> _INSTRUCTIONS FOR THE TASK_
Type every record exactly as it appears.

## Begin

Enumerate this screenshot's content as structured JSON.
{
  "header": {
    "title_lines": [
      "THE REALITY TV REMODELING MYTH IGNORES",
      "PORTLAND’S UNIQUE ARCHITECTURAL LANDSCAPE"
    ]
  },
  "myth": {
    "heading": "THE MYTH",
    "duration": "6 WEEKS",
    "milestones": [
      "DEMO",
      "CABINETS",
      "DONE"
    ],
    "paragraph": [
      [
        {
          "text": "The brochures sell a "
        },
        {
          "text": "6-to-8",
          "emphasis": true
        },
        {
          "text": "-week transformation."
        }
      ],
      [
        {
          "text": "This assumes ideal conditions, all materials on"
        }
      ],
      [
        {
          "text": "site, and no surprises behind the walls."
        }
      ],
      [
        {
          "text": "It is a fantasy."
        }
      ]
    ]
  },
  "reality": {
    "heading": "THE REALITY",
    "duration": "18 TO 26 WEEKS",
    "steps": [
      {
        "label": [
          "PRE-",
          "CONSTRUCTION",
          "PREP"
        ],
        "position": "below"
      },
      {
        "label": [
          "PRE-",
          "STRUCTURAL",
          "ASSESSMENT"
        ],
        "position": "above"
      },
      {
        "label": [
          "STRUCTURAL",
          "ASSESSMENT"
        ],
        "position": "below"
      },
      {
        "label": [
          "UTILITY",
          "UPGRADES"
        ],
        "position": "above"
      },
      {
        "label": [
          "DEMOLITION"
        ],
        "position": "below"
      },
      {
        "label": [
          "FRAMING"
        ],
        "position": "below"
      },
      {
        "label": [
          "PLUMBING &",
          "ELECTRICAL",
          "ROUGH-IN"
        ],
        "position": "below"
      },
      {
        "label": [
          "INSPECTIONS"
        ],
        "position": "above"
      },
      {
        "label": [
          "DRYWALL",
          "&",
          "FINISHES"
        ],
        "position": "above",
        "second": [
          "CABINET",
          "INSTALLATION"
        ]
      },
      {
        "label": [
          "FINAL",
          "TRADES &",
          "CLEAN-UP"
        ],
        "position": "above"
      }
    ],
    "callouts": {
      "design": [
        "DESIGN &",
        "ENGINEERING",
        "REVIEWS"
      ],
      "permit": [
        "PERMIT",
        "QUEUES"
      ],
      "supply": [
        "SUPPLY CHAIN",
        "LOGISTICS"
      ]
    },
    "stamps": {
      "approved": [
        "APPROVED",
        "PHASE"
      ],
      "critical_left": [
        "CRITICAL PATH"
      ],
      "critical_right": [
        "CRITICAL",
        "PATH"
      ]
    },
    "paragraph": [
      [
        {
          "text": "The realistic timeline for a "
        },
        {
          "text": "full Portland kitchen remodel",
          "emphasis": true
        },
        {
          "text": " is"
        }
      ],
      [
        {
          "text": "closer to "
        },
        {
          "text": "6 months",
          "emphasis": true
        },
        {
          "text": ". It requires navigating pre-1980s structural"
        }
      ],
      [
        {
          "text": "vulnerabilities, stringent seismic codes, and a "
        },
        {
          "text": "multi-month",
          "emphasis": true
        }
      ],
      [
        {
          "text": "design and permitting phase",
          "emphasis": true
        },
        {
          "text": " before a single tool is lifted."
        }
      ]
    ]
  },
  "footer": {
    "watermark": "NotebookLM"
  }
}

## End

> _ANSWER IN FULL_
Enumerate this screenshot's content as structured JSON.
{
  "header": {
    "title_lines": [
      "THE REALITY TV REMODELING MYTH IGNORES",
      "PORTLAND’S UNIQUE ARCHITECTURAL LANDSCAPE"
    ]
  },
  "myth": {
    "heading": "THE MYTH",
    "duration": "6 WEEKS",
    "milestones": [
      "DEMO",
      "CABINETS",
      "DONE"
    ],
    "paragraph": [
      [
        {
          "text": "The brochures sell a "
        },
        {
          "text": "6-to-8",
          "emphasis": true
        },
        {
          "text": "-week transformation."
        }
      ],
      [
        {
          "text": "This assumes ideal conditions, all materials on"
        }
      ],
      [
        {
          "text": "site, and no surprises behind the walls."
        }
      ],
      [
        {
          "text": "It is a fantasy."
        }
      ]
    ]
  },
  "reality": {
    "heading": "THE REALITY",
    "duration": "18 TO 26 WEEKS",
    "steps": [
      {
        "label": [
          "PRE-",
          "CONSTRUCTION",
          "PREP"
        ],
        "position": "below"
      },
      {
        "label": [
          "PRE-",
          "STRUCTURAL",
          "ASSESSMENT"
        ],
        "position": "above"
      },
      {
        "label": [
          "STRUCTURAL",
          "ASSESSMENT"
        ],
        "position": "below"
      },
      {
        "label": [
          "UTILITY",
          "UPGRADES"
        ],
        "position": "above"
      },
      {
        "label": [
          "DEMOLITION"
        ],
        "position": "below"
      },
      {
        "label": [
          "FRAMING"
        ],
        "position": "below"
      },
      {
        "label": [
          "PLUMBING &",
          "ELECTRICAL",
          "ROUGH-IN"
        ],
        "position": "below"
      },
      {
        "label": [
          "INSPECTIONS"
        ],
        "position": "above"
      },
      {
        "label": [
          "DRYWALL",
          "&",
          "FINISHES"
        ],
        "position": "above",
        "second": [
          "CABINET",
          "INSTALLATION"
        ]
      },
      {
        "label": [
          "FINAL",
          "TRADES &",
          "CLEAN-UP"
        ],
        "position": "above"
      }
    ],
    "callouts": {
      "design": [
        "DESIGN &",
        "ENGINEERING",
        "REVIEWS"
      ],
      "permit": [
        "PERMIT",
        "QUEUES"
      ],
      "supply": [
        "SUPPLY CHAIN",
        "LOGISTICS"
      ]
    },
    "stamps": {
      "approved": [
        "APPROVED",
        "PHASE"
      ],
      "critical_left": [
        "CRITICAL PATH"
      ],
      "critical_right": [
        "CRITICAL",
        "PATH"
      ]
    },
    "paragraph": [
      [
        {
          "text": "The realistic timeline for a "
        },
        {
          "text": "full Portland kitchen remodel",
          "emphasis": true
        },
        {
          "text": " is"
        }
      ],
      [
        {
          "text": "closer to "
        },
        {
          "text": "6 months",
          "emphasis": true
        },
        {
          "text": ". It requires navigating pre-1980s structural"
        }
      ],
      [
        {
          "text": "vulnerabilities, stringent seismic codes, and a "
        },
        {
          "text": "multi-month",
          "emphasis": true
        }
      ],
      [
        {
          "text": "design and permitting phase",
          "emphasis": true
        },
        {
          "text": " before a single tool is lifted."
        }
      ]
    ]
  },
  "footer": {
    "watermark": "NotebookLM"
  }
}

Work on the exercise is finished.